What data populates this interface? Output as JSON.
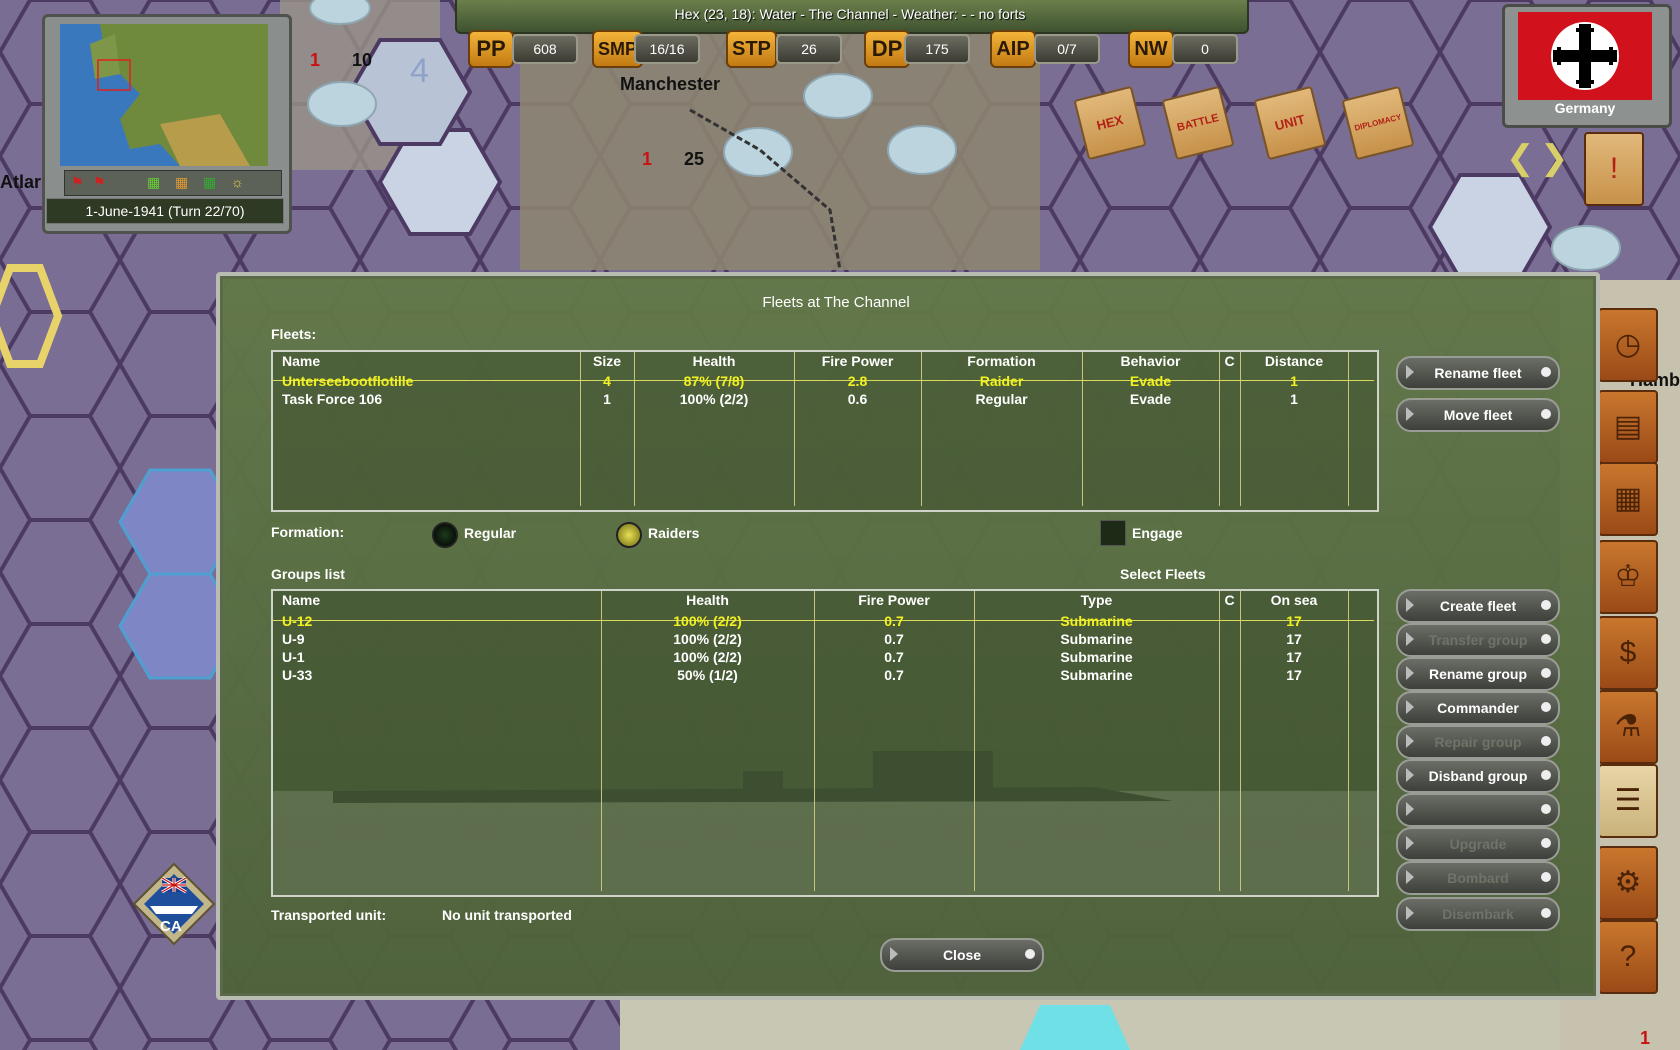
{
  "top_bar": {
    "hex_info": "Hex (23, 18): Water - The Channel - Weather: - - no forts",
    "resources": [
      {
        "key": "PP",
        "value": "608"
      },
      {
        "key": "SMP",
        "value": "16/16"
      },
      {
        "key": "STP",
        "value": "26"
      },
      {
        "key": "DP",
        "value": "175"
      },
      {
        "key": "AIP",
        "value": "0/7"
      },
      {
        "key": "NW",
        "value": "0"
      }
    ]
  },
  "minimap": {
    "date": "1-June-1941 (Turn 22/70)"
  },
  "map_labels": {
    "atlantic": "Atlar",
    "manchester": "Manchester",
    "hamburg": "Hamb",
    "city_num1": "1",
    "city_num2": "10",
    "city_num3": "25",
    "hex_num": "4",
    "corner_1": "1",
    "corner_10": "10"
  },
  "action_buttons": [
    "HEX",
    "BATTLE",
    "UNIT",
    "DIPLOMACY"
  ],
  "nation": {
    "name": "Germany",
    "flag_color": "#d1111b"
  },
  "naval_counter": {
    "type": "CA"
  },
  "dialog": {
    "title": "Fleets at The Channel",
    "fleets_label": "Fleets:",
    "fleet_columns": [
      "Name",
      "Size",
      "Health",
      "Fire Power",
      "Formation",
      "Behavior",
      "C",
      "Distance"
    ],
    "fleets": [
      {
        "name": "Unterseebootflotille",
        "size": "4",
        "health": "87% (7/8)",
        "fire_power": "2.8",
        "formation": "Raider",
        "behavior": "Evade",
        "c": "",
        "distance": "1"
      },
      {
        "name": "Task Force 106",
        "size": "1",
        "health": "100% (2/2)",
        "fire_power": "0.6",
        "formation": "Regular",
        "behavior": "Evade",
        "c": "",
        "distance": "1"
      }
    ],
    "formation_label": "Formation:",
    "formation_regular": "Regular",
    "formation_raiders": "Raiders",
    "engage_label": "Engage",
    "groups_label": "Groups list",
    "select_fleets_label": "Select Fleets",
    "group_columns": [
      "Name",
      "Health",
      "Fire Power",
      "Type",
      "C",
      "On sea"
    ],
    "groups": [
      {
        "name": "U-12",
        "health": "100% (2/2)",
        "fire_power": "0.7",
        "type": "Submarine",
        "c": "",
        "on_sea": "17"
      },
      {
        "name": "U-9",
        "health": "100% (2/2)",
        "fire_power": "0.7",
        "type": "Submarine",
        "c": "",
        "on_sea": "17"
      },
      {
        "name": "U-1",
        "health": "100% (2/2)",
        "fire_power": "0.7",
        "type": "Submarine",
        "c": "",
        "on_sea": "17"
      },
      {
        "name": "U-33",
        "health": "50% (1/2)",
        "fire_power": "0.7",
        "type": "Submarine",
        "c": "",
        "on_sea": "17"
      }
    ],
    "transported_label": "Transported unit:",
    "transported_value": "No unit transported",
    "fleet_buttons": {
      "rename_fleet": "Rename fleet",
      "move_fleet": "Move fleet"
    },
    "group_buttons": {
      "create_fleet": "Create fleet",
      "transfer_group": "Transfer group",
      "rename_group": "Rename group",
      "commander": "Commander",
      "repair_group": "Repair group",
      "disband_group": "Disband group",
      "blank1": "",
      "upgrade": "Upgrade",
      "bombard": "Bombard",
      "blank2": "Disembark"
    },
    "close_button": "Close"
  }
}
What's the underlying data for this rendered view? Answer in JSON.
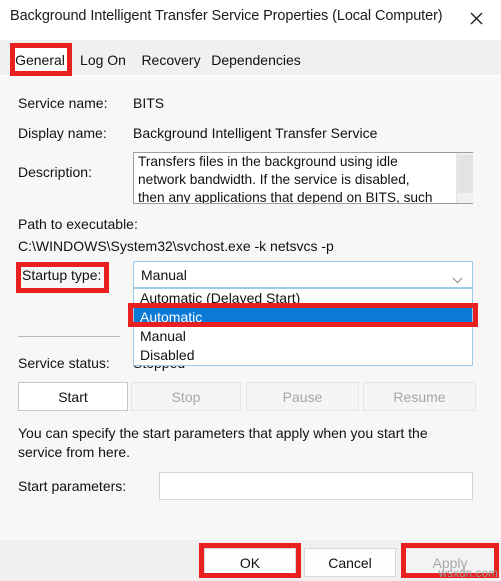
{
  "window": {
    "title": "Background Intelligent Transfer Service Properties (Local Computer)",
    "close_icon": "close-icon"
  },
  "tabs": [
    {
      "label": "General",
      "active": true
    },
    {
      "label": "Log On",
      "active": false
    },
    {
      "label": "Recovery",
      "active": false
    },
    {
      "label": "Dependencies",
      "active": false
    }
  ],
  "general": {
    "service_name_label": "Service name:",
    "service_name_value": "BITS",
    "display_name_label": "Display name:",
    "display_name_value": "Background Intelligent Transfer Service",
    "description_label": "Description:",
    "description_value": "Transfers files in the background using idle network bandwidth. If the service is disabled, then any applications that depend on BITS, such as Windows Update or MSN Explorer, will be unable to automatically download programs and other information.",
    "path_label": "Path to executable:",
    "path_value": "C:\\WINDOWS\\System32\\svchost.exe -k netsvcs -p",
    "startup_type_label": "Startup type:",
    "startup_type_value": "Manual",
    "startup_type_options": [
      "Automatic (Delayed Start)",
      "Automatic",
      "Manual",
      "Disabled"
    ],
    "startup_type_selected_index": 1,
    "service_status_label": "Service status:",
    "service_status_value": "Stopped",
    "service_buttons": [
      {
        "label": "Start",
        "enabled": true
      },
      {
        "label": "Stop",
        "enabled": false
      },
      {
        "label": "Pause",
        "enabled": false
      },
      {
        "label": "Resume",
        "enabled": false
      }
    ],
    "hint_text": "You can specify the start parameters that apply when you start the service from here.",
    "start_parameters_label": "Start parameters:",
    "start_parameters_value": "",
    "start_parameters_placeholder": ""
  },
  "footer": {
    "ok_label": "OK",
    "cancel_label": "Cancel",
    "apply_label": "Apply",
    "apply_enabled": false
  },
  "annotations": {
    "accent_color": "#e8201f",
    "highlight_color": "#0a7ad6",
    "targets": [
      "General tab",
      "Startup type label",
      "Automatic option",
      "OK button",
      "Apply button"
    ]
  },
  "watermark": {
    "text": "wsxdn.com"
  }
}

────────────────────

● Stated task
Omit the pictures and give the material again, exactly and in full.

● Task response
What data populates this interface? Output as JSON.
{
  "top_bar": {
    "hex_info": "Hex (23, 18): Water - The Channel - Weather: - - no forts",
    "resources": [
      {
        "key": "PP",
        "value": "608"
      },
      {
        "key": "SMP",
        "value": "16/16"
      },
      {
        "key": "STP",
        "value": "26"
      },
      {
        "key": "DP",
        "value": "175"
      },
      {
        "key": "AIP",
        "value": "0/7"
      },
      {
        "key": "NW",
        "value": "0"
      }
    ]
  },
  "minimap": {
    "date": "1-June-1941 (Turn 22/70)"
  },
  "map_labels": {
    "atlantic": "Atlar",
    "manchester": "Manchester",
    "hamburg": "Hamb",
    "city_num1": "1",
    "city_num2": "10",
    "city_num3": "25",
    "hex_num": "4",
    "corner_1": "1",
    "corner_10": "10"
  },
  "action_buttons": [
    "HEX",
    "BATTLE",
    "UNIT",
    "DIPLOMACY"
  ],
  "nation": {
    "name": "Germany",
    "flag_color": "#d1111b"
  },
  "naval_counter": {
    "type": "CA"
  },
  "dialog": {
    "title": "Fleets at The Channel",
    "fleets_label": "Fleets:",
    "fleet_columns": [
      "Name",
      "Size",
      "Health",
      "Fire Power",
      "Formation",
      "Behavior",
      "C",
      "Distance"
    ],
    "fleets": [
      {
        "name": "Unterseebootflotille",
        "size": "4",
        "health": "87% (7/8)",
        "fire_power": "2.8",
        "formation": "Raider",
        "behavior": "Evade",
        "c": "",
        "distance": "1"
      },
      {
        "name": "Task Force 106",
        "size": "1",
        "health": "100% (2/2)",
        "fire_power": "0.6",
        "formation": "Regular",
        "behavior": "Evade",
        "c": "",
        "distance": "1"
      }
    ],
    "formation_label": "Formation:",
    "formation_regular": "Regular",
    "formation_raiders": "Raiders",
    "engage_label": "Engage",
    "groups_label": "Groups list",
    "select_fleets_label": "Select Fleets",
    "group_columns": [
      "Name",
      "Health",
      "Fire Power",
      "Type",
      "C",
      "On sea"
    ],
    "groups": [
      {
        "name": "U-12",
        "health": "100% (2/2)",
        "fire_power": "0.7",
        "type": "Submarine",
        "c": "",
        "on_sea": "17"
      },
      {
        "name": "U-9",
        "health": "100% (2/2)",
        "fire_power": "0.7",
        "type": "Submarine",
        "c": "",
        "on_sea": "17"
      },
      {
        "name": "U-1",
        "health": "100% (2/2)",
        "fire_power": "0.7",
        "type": "Submarine",
        "c": "",
        "on_sea": "17"
      },
      {
        "name": "U-33",
        "health": "50% (1/2)",
        "fire_power": "0.7",
        "type": "Submarine",
        "c": "",
        "on_sea": "17"
      }
    ],
    "transported_label": "Transported unit:",
    "transported_value": "No unit transported",
    "fleet_buttons": {
      "rename_fleet": "Rename fleet",
      "move_fleet": "Move fleet"
    },
    "group_buttons": {
      "create_fleet": "Create fleet",
      "transfer_group": "Transfer group",
      "rename_group": "Rename group",
      "commander": "Commander",
      "repair_group": "Repair group",
      "disband_group": "Disband group",
      "blank1": "",
      "upgrade": "Upgrade",
      "bombard": "Bombard",
      "blank2": "Disembark"
    },
    "close_button": "Close"
  }
}
What's the underlying data for this rendered view? Answer in JSON.
{
  "window": {
    "title": "Background Intelligent Transfer Service Properties (Local Computer)",
    "close_icon": "close-icon"
  },
  "tabs": [
    {
      "label": "General",
      "active": true
    },
    {
      "label": "Log On",
      "active": false
    },
    {
      "label": "Recovery",
      "active": false
    },
    {
      "label": "Dependencies",
      "active": false
    }
  ],
  "general": {
    "service_name_label": "Service name:",
    "service_name_value": "BITS",
    "display_name_label": "Display name:",
    "display_name_value": "Background Intelligent Transfer Service",
    "description_label": "Description:",
    "description_value": "Transfers files in the background using idle network bandwidth. If the service is disabled, then any applications that depend on BITS, such as Windows Update or MSN Explorer, will be unable to automatically download programs and other information.",
    "path_label": "Path to executable:",
    "path_value": "C:\\WINDOWS\\System32\\svchost.exe -k netsvcs -p",
    "startup_type_label": "Startup type:",
    "startup_type_value": "Manual",
    "startup_type_options": [
      "Automatic (Delayed Start)",
      "Automatic",
      "Manual",
      "Disabled"
    ],
    "startup_type_selected_index": 1,
    "service_status_label": "Service status:",
    "service_status_value": "Stopped",
    "service_buttons": [
      {
        "label": "Start",
        "enabled": true
      },
      {
        "label": "Stop",
        "enabled": false
      },
      {
        "label": "Pause",
        "enabled": false
      },
      {
        "label": "Resume",
        "enabled": false
      }
    ],
    "hint_text": "You can specify the start parameters that apply when you start the service from here.",
    "start_parameters_label": "Start parameters:",
    "start_parameters_value": "",
    "start_parameters_placeholder": ""
  },
  "footer": {
    "ok_label": "OK",
    "cancel_label": "Cancel",
    "apply_label": "Apply",
    "apply_enabled": false
  },
  "annotations": {
    "accent_color": "#e8201f",
    "highlight_color": "#0a7ad6",
    "targets": [
      "General tab",
      "Startup type label",
      "Automatic option",
      "OK button",
      "Apply button"
    ]
  },
  "watermark": {
    "text": "wsxdn.com"
  }
}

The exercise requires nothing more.